• _Exercise prompt_:
Lines containing the string "JSON" are to be collected in full.

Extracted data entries
-- begin --
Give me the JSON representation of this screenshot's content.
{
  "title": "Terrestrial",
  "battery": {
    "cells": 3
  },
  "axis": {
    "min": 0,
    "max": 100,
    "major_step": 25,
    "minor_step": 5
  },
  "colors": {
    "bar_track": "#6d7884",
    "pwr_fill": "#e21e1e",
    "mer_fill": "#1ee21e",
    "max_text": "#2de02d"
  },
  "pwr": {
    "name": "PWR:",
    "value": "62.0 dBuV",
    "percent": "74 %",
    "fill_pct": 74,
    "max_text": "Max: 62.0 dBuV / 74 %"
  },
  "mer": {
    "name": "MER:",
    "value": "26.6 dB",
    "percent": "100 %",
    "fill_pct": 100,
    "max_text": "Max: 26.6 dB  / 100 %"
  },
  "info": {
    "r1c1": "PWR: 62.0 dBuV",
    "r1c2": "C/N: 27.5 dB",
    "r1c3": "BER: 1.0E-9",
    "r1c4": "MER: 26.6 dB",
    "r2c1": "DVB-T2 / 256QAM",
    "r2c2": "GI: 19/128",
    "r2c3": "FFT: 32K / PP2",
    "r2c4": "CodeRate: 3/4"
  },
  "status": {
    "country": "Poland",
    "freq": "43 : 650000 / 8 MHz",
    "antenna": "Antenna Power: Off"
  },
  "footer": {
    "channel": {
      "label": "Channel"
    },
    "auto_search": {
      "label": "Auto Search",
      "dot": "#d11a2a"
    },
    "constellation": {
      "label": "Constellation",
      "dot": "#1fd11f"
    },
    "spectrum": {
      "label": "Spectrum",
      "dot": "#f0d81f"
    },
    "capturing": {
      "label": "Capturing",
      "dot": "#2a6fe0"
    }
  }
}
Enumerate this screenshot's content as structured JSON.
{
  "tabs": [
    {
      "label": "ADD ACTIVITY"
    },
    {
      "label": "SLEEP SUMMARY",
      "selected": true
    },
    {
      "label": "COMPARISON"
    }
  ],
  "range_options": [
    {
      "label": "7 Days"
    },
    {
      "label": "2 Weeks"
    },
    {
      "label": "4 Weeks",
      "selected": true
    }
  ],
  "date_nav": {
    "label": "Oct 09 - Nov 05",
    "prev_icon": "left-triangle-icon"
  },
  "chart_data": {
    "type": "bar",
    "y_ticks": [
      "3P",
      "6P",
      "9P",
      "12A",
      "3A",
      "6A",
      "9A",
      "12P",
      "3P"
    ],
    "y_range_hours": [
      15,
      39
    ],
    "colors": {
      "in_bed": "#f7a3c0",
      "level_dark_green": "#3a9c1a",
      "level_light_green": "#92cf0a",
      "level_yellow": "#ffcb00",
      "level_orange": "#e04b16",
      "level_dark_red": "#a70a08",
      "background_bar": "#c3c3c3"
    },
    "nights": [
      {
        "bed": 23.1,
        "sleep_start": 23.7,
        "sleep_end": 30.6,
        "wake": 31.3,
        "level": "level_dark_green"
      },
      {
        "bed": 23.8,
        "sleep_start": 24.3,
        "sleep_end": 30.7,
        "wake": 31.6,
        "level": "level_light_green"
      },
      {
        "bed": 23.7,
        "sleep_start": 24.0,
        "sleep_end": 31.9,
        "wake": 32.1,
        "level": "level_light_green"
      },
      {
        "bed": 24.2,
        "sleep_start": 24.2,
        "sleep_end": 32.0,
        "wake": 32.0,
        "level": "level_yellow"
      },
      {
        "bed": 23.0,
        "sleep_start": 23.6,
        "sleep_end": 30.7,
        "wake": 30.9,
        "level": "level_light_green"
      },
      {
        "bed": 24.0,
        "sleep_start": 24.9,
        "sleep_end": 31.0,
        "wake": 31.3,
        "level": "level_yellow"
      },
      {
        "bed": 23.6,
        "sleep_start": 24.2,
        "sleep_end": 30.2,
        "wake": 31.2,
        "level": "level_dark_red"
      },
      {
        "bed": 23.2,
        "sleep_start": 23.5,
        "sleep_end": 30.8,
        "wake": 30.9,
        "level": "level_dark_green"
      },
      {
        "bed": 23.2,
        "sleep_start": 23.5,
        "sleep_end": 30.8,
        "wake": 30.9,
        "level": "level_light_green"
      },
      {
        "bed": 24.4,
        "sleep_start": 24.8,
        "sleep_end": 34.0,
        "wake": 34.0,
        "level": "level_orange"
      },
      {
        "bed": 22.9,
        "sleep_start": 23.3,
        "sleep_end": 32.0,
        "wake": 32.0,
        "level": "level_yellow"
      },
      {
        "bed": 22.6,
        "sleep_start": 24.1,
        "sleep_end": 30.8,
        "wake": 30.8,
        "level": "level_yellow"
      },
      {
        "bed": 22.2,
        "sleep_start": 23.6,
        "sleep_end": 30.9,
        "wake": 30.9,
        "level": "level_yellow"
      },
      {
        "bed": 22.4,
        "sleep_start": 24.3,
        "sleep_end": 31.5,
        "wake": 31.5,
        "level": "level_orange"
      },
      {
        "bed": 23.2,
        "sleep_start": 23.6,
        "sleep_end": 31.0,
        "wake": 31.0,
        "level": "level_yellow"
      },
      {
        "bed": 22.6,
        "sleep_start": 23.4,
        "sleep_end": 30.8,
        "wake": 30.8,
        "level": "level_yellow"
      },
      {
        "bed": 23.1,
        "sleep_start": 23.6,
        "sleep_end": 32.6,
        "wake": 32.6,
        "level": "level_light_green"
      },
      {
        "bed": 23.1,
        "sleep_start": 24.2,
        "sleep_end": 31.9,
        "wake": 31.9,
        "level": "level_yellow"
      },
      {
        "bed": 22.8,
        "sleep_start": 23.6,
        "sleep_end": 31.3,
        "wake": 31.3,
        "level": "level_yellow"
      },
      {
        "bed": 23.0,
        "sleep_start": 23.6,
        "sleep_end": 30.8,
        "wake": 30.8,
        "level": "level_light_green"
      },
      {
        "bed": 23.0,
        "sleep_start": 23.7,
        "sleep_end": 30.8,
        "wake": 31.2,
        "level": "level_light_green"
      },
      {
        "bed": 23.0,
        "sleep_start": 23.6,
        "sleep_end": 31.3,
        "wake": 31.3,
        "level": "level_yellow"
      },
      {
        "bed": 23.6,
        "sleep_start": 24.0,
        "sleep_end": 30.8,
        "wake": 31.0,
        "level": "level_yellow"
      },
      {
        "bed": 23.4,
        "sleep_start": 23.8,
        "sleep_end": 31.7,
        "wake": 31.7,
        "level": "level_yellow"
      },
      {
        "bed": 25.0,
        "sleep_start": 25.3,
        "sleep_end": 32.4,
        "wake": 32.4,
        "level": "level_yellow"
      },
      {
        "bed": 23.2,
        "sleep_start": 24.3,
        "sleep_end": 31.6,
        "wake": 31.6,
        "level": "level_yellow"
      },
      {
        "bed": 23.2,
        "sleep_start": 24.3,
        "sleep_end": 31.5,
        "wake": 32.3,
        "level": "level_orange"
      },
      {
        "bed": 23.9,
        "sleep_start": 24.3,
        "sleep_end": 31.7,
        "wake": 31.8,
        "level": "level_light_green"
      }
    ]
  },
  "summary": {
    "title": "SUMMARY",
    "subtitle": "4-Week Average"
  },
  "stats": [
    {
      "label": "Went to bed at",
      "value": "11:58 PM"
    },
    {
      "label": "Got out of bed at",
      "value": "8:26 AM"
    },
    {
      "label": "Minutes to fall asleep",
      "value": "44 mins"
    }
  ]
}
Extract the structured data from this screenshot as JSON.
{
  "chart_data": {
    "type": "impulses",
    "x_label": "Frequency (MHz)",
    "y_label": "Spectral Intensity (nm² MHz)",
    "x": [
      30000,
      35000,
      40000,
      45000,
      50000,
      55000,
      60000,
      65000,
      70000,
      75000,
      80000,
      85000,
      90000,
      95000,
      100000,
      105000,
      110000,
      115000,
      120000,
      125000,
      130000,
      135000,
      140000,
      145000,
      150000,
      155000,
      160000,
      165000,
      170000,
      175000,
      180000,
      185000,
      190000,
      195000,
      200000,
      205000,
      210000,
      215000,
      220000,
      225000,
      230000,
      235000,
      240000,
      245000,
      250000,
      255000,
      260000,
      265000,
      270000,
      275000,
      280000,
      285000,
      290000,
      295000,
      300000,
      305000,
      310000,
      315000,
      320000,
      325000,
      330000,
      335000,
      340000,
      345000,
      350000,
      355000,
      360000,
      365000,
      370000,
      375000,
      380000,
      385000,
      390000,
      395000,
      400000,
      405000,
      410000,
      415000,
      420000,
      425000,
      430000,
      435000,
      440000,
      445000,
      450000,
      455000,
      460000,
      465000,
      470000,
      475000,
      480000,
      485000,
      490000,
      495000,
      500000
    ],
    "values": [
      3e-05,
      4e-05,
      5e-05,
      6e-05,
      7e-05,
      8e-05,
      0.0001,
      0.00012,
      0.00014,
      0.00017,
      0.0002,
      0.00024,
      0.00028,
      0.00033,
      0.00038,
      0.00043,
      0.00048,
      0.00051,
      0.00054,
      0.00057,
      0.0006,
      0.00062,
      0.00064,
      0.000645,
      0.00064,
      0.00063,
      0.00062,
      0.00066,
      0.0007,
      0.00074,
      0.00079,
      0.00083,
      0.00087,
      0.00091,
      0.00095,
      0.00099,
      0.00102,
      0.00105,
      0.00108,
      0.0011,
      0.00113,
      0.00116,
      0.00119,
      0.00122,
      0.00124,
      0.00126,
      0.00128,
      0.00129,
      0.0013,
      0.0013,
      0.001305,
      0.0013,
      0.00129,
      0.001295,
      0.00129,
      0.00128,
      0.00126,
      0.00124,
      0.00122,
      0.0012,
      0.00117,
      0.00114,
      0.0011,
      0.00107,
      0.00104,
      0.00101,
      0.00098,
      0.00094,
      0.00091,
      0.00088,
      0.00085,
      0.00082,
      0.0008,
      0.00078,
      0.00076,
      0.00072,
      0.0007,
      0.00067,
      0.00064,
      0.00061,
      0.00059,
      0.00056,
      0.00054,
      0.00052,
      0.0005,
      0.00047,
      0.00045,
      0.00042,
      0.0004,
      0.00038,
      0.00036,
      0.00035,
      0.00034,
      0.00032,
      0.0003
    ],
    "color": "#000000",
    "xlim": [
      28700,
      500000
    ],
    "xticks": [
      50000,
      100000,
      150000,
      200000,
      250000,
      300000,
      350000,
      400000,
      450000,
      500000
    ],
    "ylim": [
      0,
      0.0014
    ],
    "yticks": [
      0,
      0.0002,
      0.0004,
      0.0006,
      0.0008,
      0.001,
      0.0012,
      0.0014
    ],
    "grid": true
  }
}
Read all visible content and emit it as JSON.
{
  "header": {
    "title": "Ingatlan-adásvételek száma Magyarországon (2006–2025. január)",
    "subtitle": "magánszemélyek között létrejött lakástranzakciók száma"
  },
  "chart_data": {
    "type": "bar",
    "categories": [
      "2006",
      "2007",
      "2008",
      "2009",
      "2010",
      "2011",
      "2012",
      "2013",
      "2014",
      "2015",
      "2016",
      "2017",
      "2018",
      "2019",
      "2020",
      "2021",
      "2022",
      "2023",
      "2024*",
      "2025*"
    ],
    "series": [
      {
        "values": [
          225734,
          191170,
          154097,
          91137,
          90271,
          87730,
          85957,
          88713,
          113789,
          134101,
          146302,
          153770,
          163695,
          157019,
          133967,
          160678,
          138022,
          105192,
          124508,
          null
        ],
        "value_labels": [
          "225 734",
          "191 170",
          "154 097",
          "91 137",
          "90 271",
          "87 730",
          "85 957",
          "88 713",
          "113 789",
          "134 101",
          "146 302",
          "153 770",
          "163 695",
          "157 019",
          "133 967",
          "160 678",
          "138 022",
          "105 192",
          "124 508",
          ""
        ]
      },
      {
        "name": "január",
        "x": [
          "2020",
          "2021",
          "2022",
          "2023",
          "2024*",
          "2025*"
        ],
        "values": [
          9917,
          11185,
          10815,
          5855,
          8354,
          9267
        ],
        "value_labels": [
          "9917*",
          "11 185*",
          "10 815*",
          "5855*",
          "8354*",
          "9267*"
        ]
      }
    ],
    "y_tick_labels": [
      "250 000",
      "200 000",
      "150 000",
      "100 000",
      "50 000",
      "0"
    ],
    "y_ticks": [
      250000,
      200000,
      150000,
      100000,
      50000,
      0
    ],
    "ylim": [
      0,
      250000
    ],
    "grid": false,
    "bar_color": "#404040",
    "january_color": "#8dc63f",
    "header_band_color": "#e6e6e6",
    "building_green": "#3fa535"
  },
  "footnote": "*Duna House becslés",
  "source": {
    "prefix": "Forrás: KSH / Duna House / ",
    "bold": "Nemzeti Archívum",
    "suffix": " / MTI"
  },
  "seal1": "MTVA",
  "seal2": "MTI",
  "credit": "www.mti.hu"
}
-- end --
• _Reply to the task_:
Give me the JSON representation of this screenshot's content.
Enumerate this screenshot's content as structured JSON.
Extract the structured data from this screenshot as JSON.
Read all visible content and emit it as JSON.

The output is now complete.